* [Exercise brief]: The answer is a single number: how many lines hold the string "name".

========

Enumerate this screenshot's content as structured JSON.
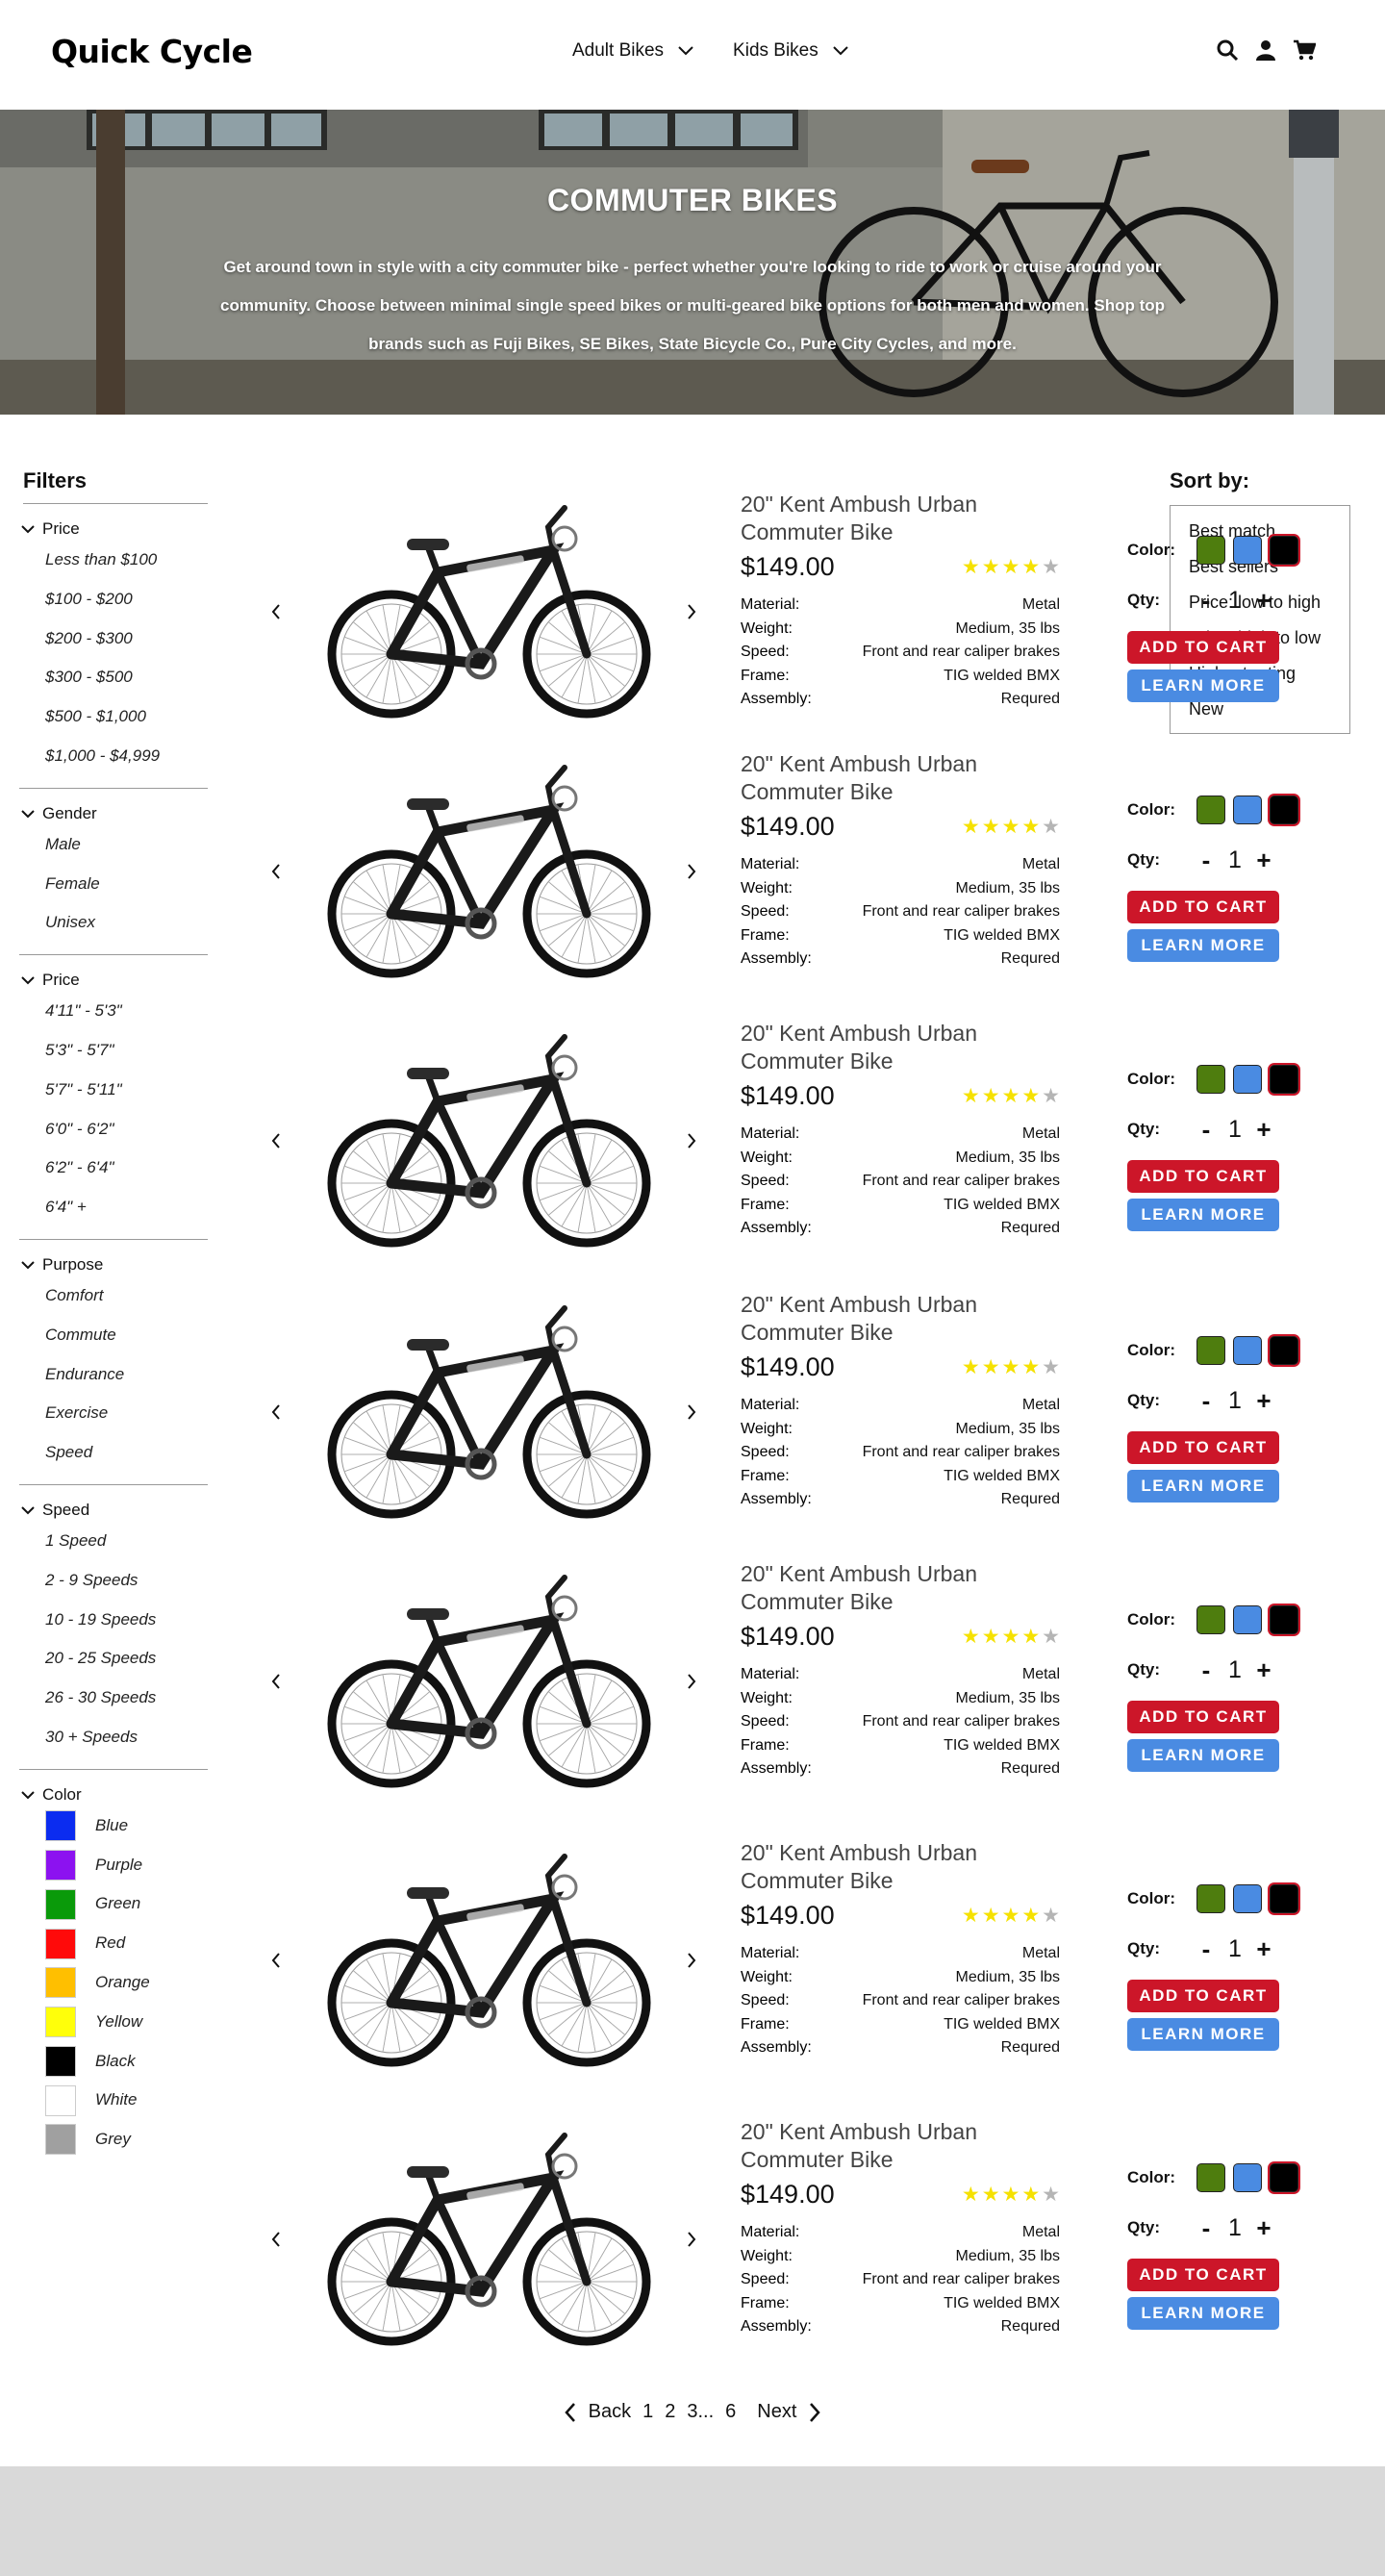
{
  "header": {
    "logo": "Quick Cycle",
    "nav": [
      {
        "label": "Adult Bikes"
      },
      {
        "label": "Kids Bikes"
      }
    ]
  },
  "hero": {
    "title": "COMMUTER BIKES",
    "text": "Get around town in style with a city commuter bike - perfect whether you're looking to ride to work or cruise around your community. Choose between minimal single speed bikes or multi-geared bike options for both men and women. Shop top brands such as Fuji Bikes, SE Bikes, State Bicycle Co., Pure City Cycles, and more."
  },
  "filters": {
    "title": "Filters",
    "groups": [
      {
        "label": "Price",
        "options": [
          "Less than $100",
          "$100 - $200",
          "$200 - $300",
          "$300 - $500",
          "$500 - $1,000",
          "$1,000 - $4,999"
        ]
      },
      {
        "label": "Gender",
        "options": [
          "Male",
          "Female",
          "Unisex"
        ]
      },
      {
        "label": "Price",
        "options": [
          "4'11\" - 5'3\"",
          "5'3\" - 5'7\"",
          "5'7\" - 5'11\"",
          "6'0\" - 6'2\"",
          "6'2\" - 6'4\"",
          "6'4\" +"
        ]
      },
      {
        "label": "Purpose",
        "options": [
          "Comfort",
          "Commute",
          "Endurance",
          "Exercise",
          "Speed"
        ]
      },
      {
        "label": "Speed",
        "options": [
          "1 Speed",
          "2 - 9 Speeds",
          "10 - 19 Speeds",
          "20 - 25 Speeds",
          "26 - 30 Speeds",
          "30 + Speeds"
        ]
      }
    ],
    "color_group": {
      "label": "Color",
      "options": [
        {
          "name": "Blue",
          "hex": "#0b2cf0"
        },
        {
          "name": "Purple",
          "hex": "#8c12f0"
        },
        {
          "name": "Green",
          "hex": "#0a9a0a"
        },
        {
          "name": "Red",
          "hex": "#ff0a0a"
        },
        {
          "name": "Orange",
          "hex": "#ffbf00"
        },
        {
          "name": "Yellow",
          "hex": "#ffff0a"
        },
        {
          "name": "Black",
          "hex": "#000000"
        },
        {
          "name": "White",
          "hex": "#ffffff"
        },
        {
          "name": "Grey",
          "hex": "#a0a0a0"
        }
      ]
    }
  },
  "sort": {
    "label": "Sort by:",
    "options": [
      "Best match",
      "Best sellers",
      "Price: low to high",
      "Price: high to low",
      "Highest rating",
      "New"
    ]
  },
  "product_common": {
    "color_label": "Color:",
    "qty_label": "Qty:",
    "minus": "-",
    "plus": "+",
    "add_to_cart": "ADD TO CART",
    "learn_more": "LEARN MORE",
    "color_swatches": [
      "#4e7d0e",
      "#4a8be2",
      "#000000"
    ],
    "star_filled": "#f5e100",
    "star_empty": "#b5b5b5"
  },
  "products": [
    {
      "title": "20\" Kent Ambush Urban Commuter Bike",
      "price": "$149.00",
      "rating": 4,
      "qty": "1",
      "specs": [
        {
          "label": "Material:",
          "value": "Metal"
        },
        {
          "label": "Weight:",
          "value": "Medium, 35 lbs"
        },
        {
          "label": "Speed:",
          "value": "Front and rear caliper brakes"
        },
        {
          "label": "Frame:",
          "value": "TIG welded BMX"
        },
        {
          "label": "Assembly:",
          "value": "Requred"
        }
      ]
    },
    {
      "title": "20\" Kent Ambush Urban Commuter Bike",
      "price": "$149.00",
      "rating": 4,
      "qty": "1",
      "specs": [
        {
          "label": "Material:",
          "value": "Metal"
        },
        {
          "label": "Weight:",
          "value": "Medium, 35 lbs"
        },
        {
          "label": "Speed:",
          "value": "Front and rear caliper brakes"
        },
        {
          "label": "Frame:",
          "value": "TIG welded BMX"
        },
        {
          "label": "Assembly:",
          "value": "Requred"
        }
      ]
    },
    {
      "title": "20\" Kent Ambush Urban Commuter Bike",
      "price": "$149.00",
      "rating": 4,
      "qty": "1",
      "specs": [
        {
          "label": "Material:",
          "value": "Metal"
        },
        {
          "label": "Weight:",
          "value": "Medium, 35 lbs"
        },
        {
          "label": "Speed:",
          "value": "Front and rear caliper brakes"
        },
        {
          "label": "Frame:",
          "value": "TIG welded BMX"
        },
        {
          "label": "Assembly:",
          "value": "Requred"
        }
      ]
    },
    {
      "title": "20\" Kent Ambush Urban Commuter Bike",
      "price": "$149.00",
      "rating": 4,
      "qty": "1",
      "specs": [
        {
          "label": "Material:",
          "value": "Metal"
        },
        {
          "label": "Weight:",
          "value": "Medium, 35 lbs"
        },
        {
          "label": "Speed:",
          "value": "Front and rear caliper brakes"
        },
        {
          "label": "Frame:",
          "value": "TIG welded BMX"
        },
        {
          "label": "Assembly:",
          "value": "Requred"
        }
      ]
    },
    {
      "title": "20\" Kent Ambush Urban Commuter Bike",
      "price": "$149.00",
      "rating": 4,
      "qty": "1",
      "specs": [
        {
          "label": "Material:",
          "value": "Metal"
        },
        {
          "label": "Weight:",
          "value": "Medium, 35 lbs"
        },
        {
          "label": "Speed:",
          "value": "Front and rear caliper brakes"
        },
        {
          "label": "Frame:",
          "value": "TIG welded BMX"
        },
        {
          "label": "Assembly:",
          "value": "Requred"
        }
      ]
    },
    {
      "title": "20\" Kent Ambush Urban Commuter Bike",
      "price": "$149.00",
      "rating": 4,
      "qty": "1",
      "specs": [
        {
          "label": "Material:",
          "value": "Metal"
        },
        {
          "label": "Weight:",
          "value": "Medium, 35 lbs"
        },
        {
          "label": "Speed:",
          "value": "Front and rear caliper brakes"
        },
        {
          "label": "Frame:",
          "value": "TIG welded BMX"
        },
        {
          "label": "Assembly:",
          "value": "Requred"
        }
      ]
    },
    {
      "title": "20\" Kent Ambush Urban Commuter Bike",
      "price": "$149.00",
      "rating": 4,
      "qty": "1",
      "specs": [
        {
          "label": "Material:",
          "value": "Metal"
        },
        {
          "label": "Weight:",
          "value": "Medium, 35 lbs"
        },
        {
          "label": "Speed:",
          "value": "Front and rear caliper brakes"
        },
        {
          "label": "Frame:",
          "value": "TIG welded BMX"
        },
        {
          "label": "Assembly:",
          "value": "Requred"
        }
      ]
    }
  ],
  "pagination": {
    "back": "Back",
    "pages": [
      "1",
      "2",
      "3...",
      "6"
    ],
    "next": "Next"
  }
}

========

* [Exercise result]: 9